* START Entries supplied *

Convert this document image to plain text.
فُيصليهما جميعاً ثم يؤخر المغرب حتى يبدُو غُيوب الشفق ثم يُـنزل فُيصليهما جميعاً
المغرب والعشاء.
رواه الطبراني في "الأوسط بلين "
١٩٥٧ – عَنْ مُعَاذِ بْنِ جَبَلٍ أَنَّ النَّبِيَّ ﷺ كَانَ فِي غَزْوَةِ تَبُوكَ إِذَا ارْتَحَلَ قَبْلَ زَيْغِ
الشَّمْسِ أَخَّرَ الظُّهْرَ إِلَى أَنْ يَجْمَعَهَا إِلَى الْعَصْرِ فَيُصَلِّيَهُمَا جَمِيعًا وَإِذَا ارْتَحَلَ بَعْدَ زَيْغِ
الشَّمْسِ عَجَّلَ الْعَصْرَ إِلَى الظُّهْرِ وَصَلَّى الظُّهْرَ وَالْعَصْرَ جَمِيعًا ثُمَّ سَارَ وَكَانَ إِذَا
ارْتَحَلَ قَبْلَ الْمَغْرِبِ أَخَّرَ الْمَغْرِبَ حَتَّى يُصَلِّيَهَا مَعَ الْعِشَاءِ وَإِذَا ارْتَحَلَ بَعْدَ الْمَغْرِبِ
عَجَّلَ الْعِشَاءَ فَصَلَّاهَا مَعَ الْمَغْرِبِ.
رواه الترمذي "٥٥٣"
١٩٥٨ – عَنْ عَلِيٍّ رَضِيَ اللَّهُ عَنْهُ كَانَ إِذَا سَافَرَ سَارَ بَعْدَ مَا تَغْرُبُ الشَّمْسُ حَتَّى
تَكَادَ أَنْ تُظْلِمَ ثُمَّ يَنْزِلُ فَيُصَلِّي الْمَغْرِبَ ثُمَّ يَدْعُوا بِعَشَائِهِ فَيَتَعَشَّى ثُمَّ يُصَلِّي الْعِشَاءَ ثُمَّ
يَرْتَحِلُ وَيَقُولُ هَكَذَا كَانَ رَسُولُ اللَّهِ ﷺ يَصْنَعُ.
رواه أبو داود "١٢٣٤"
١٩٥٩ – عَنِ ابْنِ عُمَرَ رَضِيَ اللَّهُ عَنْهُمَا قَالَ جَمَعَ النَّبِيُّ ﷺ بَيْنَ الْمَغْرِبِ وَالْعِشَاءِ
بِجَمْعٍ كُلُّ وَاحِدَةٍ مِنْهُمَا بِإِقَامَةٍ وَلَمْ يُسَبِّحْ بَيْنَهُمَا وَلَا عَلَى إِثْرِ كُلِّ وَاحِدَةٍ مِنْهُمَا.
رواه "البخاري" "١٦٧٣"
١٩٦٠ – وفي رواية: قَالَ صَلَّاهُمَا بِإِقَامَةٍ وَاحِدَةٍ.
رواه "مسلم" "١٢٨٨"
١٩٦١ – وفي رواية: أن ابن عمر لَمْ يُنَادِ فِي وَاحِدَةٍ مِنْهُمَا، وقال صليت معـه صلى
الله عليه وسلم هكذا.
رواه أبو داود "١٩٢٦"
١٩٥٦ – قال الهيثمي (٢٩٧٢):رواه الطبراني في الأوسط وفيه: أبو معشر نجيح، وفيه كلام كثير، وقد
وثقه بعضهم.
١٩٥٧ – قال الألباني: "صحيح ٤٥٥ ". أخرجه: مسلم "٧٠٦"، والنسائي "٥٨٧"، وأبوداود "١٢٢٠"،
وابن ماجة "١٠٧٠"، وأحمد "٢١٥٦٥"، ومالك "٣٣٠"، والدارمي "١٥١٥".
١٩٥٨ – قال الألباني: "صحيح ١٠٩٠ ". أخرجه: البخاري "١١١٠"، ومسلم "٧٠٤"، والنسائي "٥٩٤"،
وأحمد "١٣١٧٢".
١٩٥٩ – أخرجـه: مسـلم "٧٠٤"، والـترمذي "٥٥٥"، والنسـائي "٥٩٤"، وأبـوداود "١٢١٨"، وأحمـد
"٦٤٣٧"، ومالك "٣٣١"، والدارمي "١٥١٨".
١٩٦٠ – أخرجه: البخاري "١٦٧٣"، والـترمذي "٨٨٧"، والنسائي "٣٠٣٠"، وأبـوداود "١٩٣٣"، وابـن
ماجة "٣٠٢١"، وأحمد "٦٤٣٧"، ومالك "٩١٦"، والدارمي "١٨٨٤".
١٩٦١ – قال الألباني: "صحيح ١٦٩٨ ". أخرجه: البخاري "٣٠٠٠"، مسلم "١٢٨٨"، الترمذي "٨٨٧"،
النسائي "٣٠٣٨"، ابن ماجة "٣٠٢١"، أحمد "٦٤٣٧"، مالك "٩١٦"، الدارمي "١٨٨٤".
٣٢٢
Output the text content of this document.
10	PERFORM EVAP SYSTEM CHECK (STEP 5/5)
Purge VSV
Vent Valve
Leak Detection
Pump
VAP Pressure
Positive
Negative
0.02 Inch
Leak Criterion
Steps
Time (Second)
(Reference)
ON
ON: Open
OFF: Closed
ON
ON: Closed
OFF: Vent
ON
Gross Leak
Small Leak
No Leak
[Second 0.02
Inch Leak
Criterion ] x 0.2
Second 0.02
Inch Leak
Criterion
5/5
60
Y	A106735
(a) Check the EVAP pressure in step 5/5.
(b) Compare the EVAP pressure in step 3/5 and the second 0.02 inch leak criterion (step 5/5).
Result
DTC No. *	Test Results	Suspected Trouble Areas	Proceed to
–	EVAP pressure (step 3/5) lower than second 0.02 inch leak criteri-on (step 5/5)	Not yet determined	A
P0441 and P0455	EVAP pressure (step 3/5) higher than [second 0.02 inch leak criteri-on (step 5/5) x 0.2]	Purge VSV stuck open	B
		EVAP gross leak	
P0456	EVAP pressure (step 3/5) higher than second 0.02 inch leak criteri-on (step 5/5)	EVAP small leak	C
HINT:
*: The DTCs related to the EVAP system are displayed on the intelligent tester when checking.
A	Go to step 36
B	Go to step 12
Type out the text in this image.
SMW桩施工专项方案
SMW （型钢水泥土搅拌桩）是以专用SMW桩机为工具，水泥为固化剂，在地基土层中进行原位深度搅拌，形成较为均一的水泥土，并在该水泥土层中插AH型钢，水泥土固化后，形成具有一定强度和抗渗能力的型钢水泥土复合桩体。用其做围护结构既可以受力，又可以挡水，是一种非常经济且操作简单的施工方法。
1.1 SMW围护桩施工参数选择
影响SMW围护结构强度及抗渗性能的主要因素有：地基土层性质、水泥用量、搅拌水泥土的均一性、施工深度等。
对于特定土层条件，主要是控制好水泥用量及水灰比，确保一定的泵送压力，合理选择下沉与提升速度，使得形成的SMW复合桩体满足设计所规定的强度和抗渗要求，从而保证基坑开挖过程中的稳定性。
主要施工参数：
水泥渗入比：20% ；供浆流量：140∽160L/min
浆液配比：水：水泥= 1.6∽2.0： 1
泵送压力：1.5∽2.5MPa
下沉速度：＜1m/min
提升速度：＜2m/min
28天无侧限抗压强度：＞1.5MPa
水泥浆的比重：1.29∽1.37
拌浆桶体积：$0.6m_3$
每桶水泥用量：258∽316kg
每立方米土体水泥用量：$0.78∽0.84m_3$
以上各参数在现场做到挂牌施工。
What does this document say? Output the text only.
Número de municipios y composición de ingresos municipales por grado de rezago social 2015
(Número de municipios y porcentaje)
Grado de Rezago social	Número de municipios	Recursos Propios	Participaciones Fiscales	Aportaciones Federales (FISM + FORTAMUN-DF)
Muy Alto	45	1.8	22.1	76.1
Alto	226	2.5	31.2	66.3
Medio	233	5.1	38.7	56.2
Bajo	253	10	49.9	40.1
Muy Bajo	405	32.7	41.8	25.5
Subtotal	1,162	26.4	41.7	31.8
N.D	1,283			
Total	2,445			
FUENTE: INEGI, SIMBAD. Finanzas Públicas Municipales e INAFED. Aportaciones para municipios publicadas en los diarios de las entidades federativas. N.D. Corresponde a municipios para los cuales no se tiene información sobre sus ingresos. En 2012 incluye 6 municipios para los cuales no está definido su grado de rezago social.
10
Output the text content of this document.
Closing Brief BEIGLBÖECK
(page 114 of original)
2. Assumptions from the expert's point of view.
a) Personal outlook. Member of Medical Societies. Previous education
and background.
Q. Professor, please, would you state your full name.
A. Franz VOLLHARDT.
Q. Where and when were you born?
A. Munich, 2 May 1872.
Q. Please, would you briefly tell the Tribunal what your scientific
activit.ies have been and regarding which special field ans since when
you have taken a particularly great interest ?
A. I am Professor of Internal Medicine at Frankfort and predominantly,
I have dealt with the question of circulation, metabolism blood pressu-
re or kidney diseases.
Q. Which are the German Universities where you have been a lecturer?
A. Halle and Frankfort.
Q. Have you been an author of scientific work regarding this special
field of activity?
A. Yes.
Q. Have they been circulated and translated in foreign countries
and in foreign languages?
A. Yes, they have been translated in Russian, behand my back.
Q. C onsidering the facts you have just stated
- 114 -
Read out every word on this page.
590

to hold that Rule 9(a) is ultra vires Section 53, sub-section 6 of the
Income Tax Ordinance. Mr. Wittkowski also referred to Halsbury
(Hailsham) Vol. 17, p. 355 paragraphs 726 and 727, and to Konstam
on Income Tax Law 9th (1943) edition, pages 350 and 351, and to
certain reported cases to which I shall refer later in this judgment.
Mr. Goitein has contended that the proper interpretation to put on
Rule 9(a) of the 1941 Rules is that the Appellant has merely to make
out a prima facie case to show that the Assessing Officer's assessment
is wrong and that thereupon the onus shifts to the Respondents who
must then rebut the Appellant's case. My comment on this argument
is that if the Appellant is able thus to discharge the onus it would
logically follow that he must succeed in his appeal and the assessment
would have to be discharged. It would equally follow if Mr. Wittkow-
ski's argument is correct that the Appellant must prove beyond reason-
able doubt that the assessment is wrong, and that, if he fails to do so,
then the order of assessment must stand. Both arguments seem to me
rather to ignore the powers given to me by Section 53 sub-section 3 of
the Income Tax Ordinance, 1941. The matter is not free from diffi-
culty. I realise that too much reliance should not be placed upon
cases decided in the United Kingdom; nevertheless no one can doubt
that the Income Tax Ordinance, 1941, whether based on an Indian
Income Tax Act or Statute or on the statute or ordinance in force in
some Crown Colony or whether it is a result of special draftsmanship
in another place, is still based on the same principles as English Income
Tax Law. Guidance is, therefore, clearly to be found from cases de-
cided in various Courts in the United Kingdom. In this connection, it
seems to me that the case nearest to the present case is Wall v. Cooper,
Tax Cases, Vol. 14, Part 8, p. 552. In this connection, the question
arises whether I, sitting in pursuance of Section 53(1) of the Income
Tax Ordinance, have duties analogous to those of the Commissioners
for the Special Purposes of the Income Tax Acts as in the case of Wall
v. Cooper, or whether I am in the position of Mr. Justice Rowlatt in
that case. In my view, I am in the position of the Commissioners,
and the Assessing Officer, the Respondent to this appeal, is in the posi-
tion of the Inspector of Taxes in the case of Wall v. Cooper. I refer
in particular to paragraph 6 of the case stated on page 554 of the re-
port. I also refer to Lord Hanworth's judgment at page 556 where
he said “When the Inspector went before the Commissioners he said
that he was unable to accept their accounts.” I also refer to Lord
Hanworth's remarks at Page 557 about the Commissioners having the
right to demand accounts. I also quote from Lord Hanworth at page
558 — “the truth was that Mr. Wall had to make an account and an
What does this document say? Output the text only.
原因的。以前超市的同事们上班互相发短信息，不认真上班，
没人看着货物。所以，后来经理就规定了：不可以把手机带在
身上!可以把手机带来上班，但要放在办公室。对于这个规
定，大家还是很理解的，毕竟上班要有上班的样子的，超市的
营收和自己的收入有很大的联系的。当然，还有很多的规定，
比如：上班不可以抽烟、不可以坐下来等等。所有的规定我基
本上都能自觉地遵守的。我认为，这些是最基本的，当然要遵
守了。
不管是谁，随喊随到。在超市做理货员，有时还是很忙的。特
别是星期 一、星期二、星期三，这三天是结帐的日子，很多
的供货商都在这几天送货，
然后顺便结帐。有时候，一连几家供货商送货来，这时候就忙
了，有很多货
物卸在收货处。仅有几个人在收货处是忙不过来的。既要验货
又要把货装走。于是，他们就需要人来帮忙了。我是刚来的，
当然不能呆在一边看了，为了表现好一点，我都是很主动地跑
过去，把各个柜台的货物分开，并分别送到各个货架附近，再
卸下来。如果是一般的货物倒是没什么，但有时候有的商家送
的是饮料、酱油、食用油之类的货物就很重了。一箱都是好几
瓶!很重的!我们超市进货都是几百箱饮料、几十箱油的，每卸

* END Entries supplied *

**Directions for this task:**
From the records given above, copy all lines containing "Alto".

**Complete answer:**
Muy Alto	45	1.8	22.1	76.1
Alto	226	2.5	31.2	66.3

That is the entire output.